| Stored rows |
★ ★ ★ ★ ★ ★ ★
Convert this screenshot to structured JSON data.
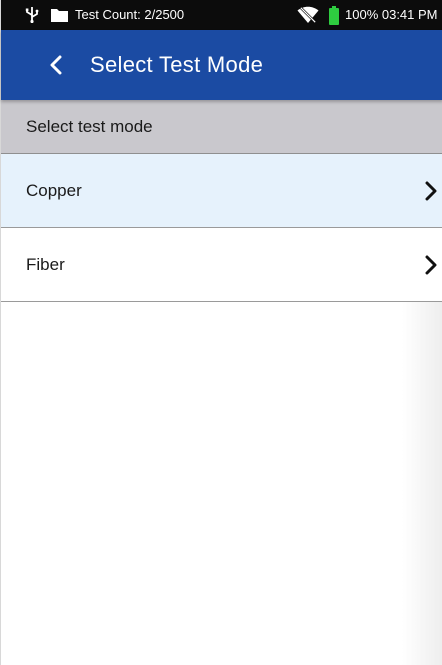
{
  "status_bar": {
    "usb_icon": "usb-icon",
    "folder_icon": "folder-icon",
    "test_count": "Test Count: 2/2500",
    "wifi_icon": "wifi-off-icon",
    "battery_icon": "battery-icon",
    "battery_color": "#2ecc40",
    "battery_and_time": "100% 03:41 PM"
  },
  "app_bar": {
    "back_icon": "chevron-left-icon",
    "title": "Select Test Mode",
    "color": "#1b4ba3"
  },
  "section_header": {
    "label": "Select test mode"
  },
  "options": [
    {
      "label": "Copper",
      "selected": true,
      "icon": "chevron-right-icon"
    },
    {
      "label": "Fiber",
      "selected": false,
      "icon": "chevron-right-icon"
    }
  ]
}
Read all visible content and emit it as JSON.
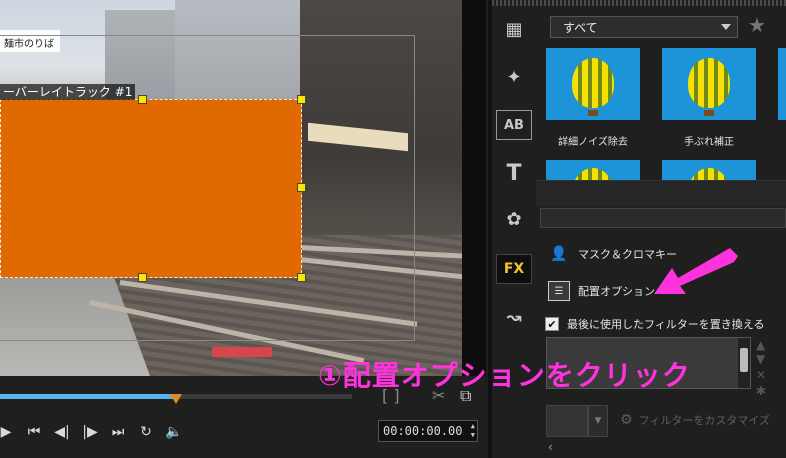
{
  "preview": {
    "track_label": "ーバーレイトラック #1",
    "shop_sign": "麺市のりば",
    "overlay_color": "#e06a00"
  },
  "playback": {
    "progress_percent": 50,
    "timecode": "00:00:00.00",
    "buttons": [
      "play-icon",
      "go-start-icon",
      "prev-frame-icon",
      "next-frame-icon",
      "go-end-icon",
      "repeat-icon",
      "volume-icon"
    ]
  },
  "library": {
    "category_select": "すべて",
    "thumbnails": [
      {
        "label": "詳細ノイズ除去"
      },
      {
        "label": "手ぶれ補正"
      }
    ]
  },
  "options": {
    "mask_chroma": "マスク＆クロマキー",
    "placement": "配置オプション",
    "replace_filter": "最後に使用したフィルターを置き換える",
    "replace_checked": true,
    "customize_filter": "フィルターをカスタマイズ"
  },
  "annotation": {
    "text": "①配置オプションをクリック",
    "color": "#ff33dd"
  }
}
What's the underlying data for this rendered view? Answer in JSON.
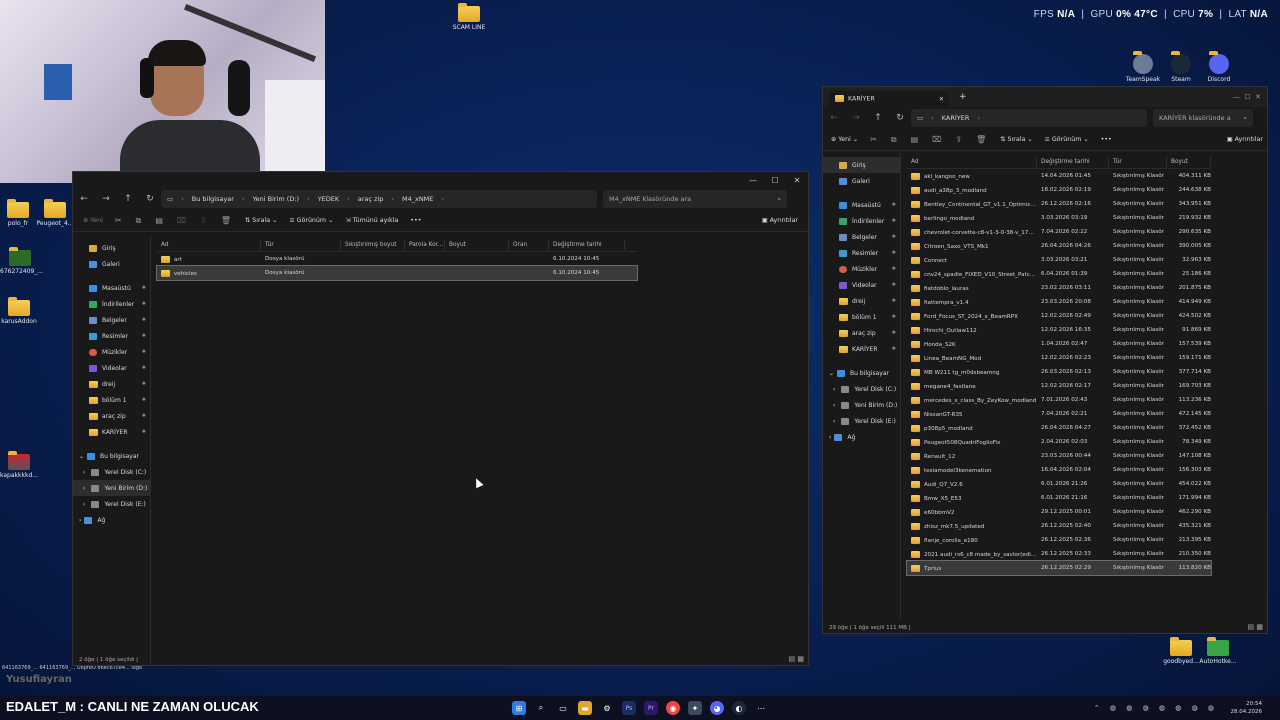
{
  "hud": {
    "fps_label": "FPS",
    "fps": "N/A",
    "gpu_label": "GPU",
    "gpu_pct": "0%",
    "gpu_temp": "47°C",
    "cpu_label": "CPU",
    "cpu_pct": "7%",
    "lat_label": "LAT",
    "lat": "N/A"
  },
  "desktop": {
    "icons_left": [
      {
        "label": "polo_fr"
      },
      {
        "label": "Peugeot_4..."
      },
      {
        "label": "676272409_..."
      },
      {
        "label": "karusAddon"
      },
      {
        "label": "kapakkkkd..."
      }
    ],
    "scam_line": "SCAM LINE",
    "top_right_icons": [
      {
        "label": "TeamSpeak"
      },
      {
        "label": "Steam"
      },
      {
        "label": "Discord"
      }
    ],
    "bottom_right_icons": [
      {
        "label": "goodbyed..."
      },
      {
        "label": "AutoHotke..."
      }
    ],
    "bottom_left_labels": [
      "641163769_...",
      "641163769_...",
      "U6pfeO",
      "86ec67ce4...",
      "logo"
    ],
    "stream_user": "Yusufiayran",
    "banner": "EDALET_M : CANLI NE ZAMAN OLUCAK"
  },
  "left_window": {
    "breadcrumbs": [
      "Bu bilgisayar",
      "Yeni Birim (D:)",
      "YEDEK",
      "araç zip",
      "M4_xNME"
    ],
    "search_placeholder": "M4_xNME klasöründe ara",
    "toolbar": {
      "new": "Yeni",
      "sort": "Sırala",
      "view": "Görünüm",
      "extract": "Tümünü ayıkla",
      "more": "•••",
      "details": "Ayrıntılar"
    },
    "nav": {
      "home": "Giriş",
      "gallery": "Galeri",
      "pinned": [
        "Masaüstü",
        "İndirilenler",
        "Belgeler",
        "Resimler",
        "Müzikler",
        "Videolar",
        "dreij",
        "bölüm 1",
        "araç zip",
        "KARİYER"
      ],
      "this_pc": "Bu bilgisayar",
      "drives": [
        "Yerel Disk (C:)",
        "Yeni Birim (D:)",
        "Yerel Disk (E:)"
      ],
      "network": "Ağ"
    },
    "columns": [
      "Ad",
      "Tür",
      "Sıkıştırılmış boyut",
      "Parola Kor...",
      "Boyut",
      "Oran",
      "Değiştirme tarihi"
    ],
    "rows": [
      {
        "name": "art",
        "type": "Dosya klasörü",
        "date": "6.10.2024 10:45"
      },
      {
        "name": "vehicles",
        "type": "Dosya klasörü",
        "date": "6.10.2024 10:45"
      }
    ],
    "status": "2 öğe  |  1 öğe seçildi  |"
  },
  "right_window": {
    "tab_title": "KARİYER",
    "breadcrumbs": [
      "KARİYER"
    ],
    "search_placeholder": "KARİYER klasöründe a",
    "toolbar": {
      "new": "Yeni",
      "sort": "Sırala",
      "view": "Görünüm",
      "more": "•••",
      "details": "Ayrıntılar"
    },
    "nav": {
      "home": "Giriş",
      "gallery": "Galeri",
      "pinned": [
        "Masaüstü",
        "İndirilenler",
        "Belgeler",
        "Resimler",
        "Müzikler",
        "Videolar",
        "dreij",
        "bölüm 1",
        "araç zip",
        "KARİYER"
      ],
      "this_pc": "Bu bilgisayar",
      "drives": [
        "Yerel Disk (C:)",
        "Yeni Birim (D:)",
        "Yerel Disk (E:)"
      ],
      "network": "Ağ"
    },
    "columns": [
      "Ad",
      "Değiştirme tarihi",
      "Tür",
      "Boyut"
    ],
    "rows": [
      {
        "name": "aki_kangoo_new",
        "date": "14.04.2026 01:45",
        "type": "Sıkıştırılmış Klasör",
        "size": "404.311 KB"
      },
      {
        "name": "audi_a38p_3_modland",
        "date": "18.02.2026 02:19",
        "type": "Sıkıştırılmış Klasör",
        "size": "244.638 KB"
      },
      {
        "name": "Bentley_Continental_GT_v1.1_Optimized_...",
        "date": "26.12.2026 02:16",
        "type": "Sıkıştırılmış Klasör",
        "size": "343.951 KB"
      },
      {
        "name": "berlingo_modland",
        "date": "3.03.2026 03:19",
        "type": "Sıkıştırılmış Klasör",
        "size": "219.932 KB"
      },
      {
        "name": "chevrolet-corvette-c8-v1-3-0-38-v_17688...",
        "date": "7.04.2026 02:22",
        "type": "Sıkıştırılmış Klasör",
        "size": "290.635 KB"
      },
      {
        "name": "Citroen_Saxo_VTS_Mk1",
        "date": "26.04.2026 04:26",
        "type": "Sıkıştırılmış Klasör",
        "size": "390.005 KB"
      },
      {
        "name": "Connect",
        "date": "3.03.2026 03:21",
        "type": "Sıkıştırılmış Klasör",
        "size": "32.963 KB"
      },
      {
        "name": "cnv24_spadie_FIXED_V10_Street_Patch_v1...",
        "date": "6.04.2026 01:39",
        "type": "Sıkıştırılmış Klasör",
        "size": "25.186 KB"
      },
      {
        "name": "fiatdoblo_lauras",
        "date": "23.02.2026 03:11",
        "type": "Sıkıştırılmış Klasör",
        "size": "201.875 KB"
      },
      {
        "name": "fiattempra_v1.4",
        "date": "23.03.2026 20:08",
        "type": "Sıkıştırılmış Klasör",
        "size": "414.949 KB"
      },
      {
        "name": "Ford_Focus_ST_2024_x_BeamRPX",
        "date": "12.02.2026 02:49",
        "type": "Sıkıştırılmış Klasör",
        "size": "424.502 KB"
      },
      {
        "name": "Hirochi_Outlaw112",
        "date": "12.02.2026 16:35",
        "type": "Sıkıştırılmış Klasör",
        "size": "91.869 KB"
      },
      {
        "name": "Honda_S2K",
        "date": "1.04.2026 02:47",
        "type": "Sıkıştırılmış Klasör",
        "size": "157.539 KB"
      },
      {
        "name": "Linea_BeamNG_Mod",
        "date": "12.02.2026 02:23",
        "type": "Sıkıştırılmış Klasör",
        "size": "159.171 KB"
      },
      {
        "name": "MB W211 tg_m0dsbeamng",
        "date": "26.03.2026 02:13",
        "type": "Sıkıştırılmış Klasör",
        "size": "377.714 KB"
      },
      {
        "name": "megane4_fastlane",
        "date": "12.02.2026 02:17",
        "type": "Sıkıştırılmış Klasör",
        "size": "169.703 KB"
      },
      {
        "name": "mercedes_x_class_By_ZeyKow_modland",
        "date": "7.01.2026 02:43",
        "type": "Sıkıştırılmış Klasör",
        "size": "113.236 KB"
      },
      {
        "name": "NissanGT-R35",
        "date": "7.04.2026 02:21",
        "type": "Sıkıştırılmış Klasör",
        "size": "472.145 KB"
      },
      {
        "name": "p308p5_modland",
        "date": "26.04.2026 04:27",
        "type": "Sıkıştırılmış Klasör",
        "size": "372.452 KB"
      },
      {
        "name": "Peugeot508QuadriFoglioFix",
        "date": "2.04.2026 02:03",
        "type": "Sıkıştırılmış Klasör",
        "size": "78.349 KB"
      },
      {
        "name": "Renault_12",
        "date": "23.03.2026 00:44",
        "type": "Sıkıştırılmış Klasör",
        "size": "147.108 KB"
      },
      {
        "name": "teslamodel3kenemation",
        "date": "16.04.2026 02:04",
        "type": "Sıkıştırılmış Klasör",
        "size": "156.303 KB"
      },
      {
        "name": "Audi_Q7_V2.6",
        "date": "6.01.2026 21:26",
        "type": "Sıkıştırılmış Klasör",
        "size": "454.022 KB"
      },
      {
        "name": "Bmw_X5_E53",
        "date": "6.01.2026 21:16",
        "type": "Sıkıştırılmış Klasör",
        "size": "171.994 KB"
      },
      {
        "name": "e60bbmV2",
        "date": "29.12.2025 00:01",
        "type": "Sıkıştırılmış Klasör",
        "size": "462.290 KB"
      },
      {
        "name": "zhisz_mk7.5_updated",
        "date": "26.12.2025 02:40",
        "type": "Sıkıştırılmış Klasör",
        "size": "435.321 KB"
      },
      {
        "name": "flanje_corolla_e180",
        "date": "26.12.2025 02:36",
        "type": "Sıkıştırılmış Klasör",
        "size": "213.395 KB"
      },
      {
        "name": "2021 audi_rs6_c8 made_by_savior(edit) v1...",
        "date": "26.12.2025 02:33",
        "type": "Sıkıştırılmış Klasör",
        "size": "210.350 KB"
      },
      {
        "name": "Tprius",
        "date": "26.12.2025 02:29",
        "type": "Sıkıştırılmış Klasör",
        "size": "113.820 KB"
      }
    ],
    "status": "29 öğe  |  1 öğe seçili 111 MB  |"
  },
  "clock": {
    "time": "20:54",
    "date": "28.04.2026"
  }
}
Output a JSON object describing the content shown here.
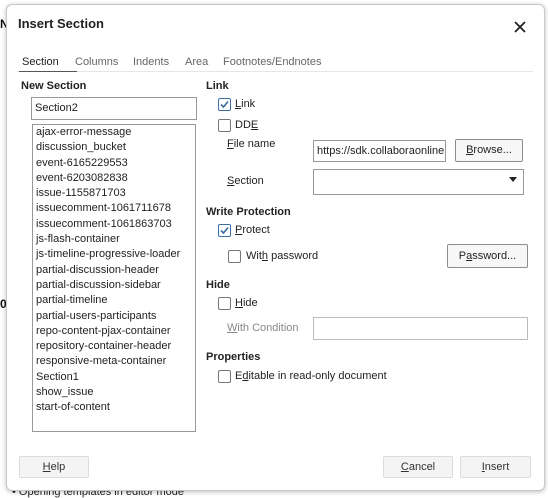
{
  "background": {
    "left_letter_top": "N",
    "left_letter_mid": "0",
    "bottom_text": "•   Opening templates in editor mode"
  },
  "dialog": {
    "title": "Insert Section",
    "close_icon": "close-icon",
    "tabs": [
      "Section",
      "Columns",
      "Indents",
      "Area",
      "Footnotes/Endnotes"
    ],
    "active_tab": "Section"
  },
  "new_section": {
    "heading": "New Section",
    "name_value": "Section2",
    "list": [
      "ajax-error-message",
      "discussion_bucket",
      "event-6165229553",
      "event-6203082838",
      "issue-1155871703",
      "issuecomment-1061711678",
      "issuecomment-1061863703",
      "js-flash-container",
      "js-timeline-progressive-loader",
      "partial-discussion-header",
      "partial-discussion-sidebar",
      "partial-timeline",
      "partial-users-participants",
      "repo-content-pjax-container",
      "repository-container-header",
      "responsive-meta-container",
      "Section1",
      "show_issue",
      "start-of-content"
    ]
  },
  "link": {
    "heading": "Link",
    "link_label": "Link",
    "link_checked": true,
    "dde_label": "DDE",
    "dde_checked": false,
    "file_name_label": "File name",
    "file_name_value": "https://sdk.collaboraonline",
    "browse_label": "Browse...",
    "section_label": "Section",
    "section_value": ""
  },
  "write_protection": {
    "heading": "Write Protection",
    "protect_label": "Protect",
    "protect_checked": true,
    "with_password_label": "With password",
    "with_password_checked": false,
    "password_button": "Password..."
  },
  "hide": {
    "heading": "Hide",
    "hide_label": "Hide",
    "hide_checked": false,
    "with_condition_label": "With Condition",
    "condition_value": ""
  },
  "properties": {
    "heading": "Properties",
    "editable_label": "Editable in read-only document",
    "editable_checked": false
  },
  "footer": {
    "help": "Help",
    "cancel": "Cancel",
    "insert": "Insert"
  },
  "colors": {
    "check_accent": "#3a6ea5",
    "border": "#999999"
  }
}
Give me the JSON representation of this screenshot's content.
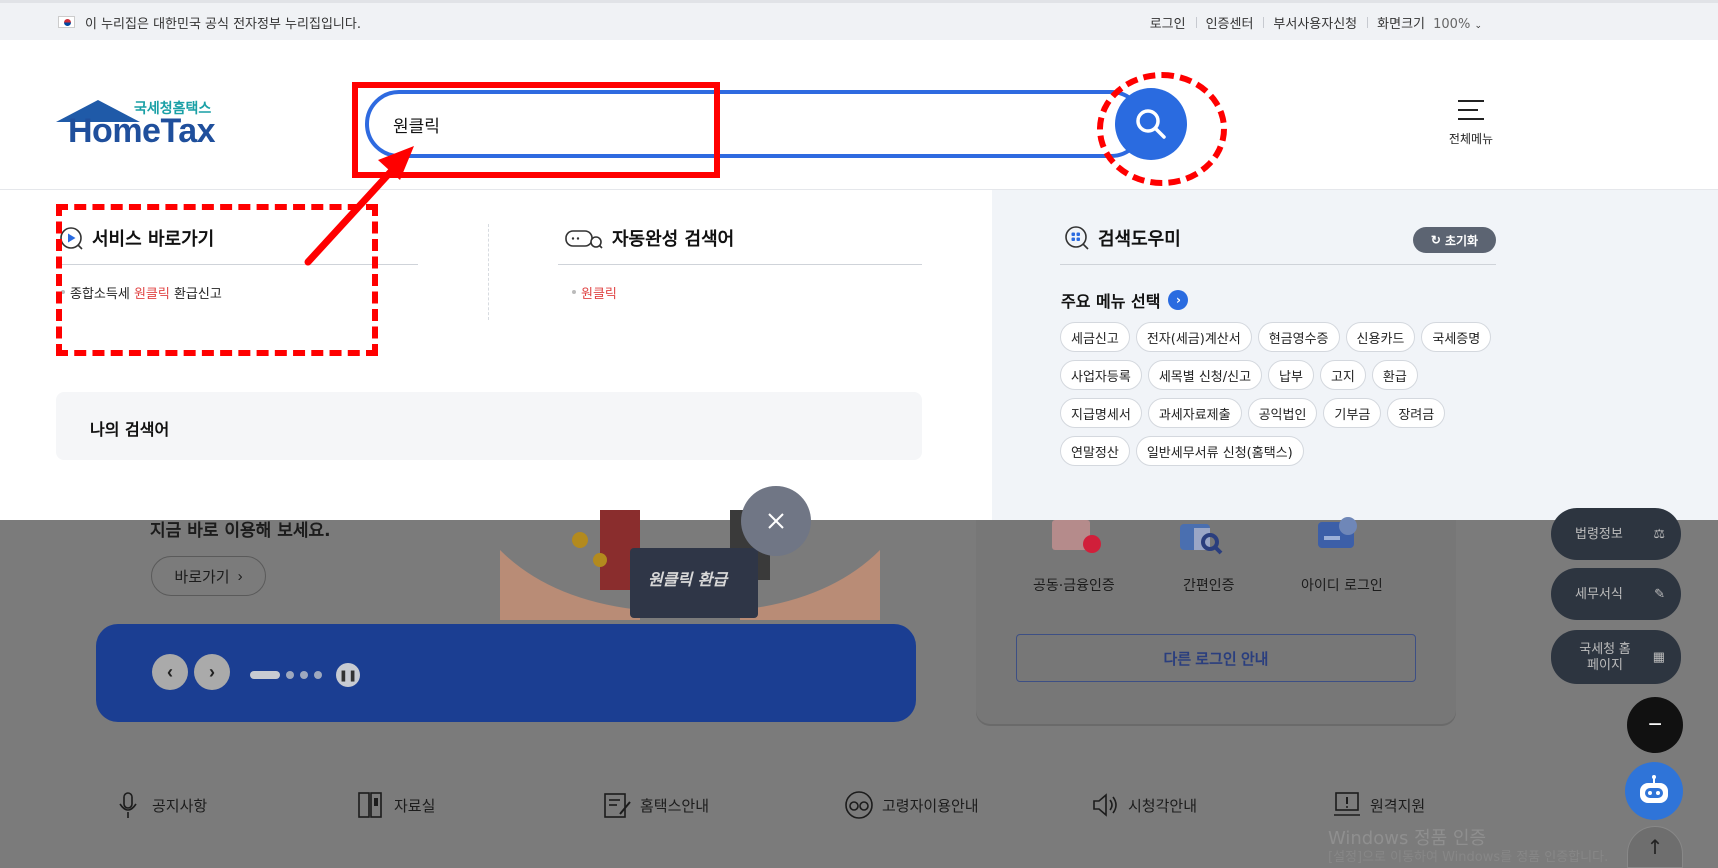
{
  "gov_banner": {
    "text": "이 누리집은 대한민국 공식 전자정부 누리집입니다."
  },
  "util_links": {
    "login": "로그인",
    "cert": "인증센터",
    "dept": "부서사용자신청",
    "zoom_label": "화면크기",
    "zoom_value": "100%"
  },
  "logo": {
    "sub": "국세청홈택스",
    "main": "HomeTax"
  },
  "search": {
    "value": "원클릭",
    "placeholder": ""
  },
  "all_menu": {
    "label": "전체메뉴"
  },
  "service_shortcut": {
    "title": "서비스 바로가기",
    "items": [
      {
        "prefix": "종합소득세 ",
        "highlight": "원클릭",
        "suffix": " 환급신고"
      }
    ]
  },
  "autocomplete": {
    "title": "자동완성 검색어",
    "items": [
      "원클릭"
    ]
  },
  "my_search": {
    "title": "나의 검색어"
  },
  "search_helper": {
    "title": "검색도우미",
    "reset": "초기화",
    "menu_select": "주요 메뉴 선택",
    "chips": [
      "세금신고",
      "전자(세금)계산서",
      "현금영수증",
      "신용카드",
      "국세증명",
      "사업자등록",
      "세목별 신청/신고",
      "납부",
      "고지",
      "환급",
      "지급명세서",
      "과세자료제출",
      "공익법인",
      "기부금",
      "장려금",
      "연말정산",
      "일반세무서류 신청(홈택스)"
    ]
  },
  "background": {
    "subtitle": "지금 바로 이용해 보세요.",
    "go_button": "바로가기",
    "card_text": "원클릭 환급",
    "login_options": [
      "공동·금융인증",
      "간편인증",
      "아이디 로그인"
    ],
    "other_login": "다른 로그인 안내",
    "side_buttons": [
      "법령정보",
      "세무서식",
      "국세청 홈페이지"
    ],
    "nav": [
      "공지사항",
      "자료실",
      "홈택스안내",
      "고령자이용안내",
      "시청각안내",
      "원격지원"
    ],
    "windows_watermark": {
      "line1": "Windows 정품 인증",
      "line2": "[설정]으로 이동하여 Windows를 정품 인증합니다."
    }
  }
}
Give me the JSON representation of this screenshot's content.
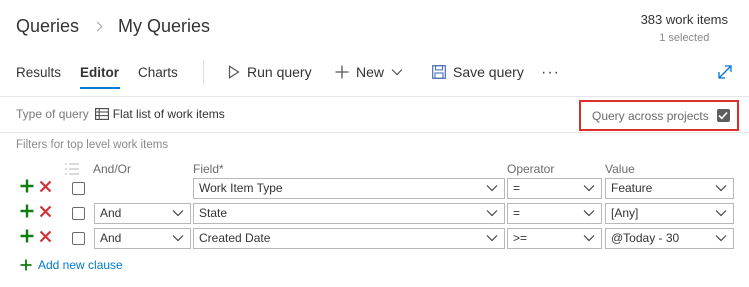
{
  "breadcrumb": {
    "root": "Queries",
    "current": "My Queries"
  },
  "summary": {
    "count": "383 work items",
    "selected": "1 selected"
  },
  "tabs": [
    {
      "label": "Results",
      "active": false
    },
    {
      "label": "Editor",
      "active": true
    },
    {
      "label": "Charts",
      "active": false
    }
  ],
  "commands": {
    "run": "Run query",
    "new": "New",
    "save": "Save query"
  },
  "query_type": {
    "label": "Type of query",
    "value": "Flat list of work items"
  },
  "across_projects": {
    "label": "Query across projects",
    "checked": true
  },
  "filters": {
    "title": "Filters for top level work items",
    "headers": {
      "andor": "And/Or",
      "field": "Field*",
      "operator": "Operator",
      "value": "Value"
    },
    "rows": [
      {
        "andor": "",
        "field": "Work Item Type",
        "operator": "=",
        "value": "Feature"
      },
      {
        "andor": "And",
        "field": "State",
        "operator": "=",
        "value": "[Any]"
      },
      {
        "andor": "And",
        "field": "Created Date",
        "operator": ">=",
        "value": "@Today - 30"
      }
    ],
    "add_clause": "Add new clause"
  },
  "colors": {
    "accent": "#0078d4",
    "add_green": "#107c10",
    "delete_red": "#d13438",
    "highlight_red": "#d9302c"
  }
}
★ ★ ★ ★ ★ ★ ★
| Request |
Find each line holding "issuecomment". Copy it out.

| Complete answer |
      "issuecomment-1061711678",
      "issuecomment-1061863703",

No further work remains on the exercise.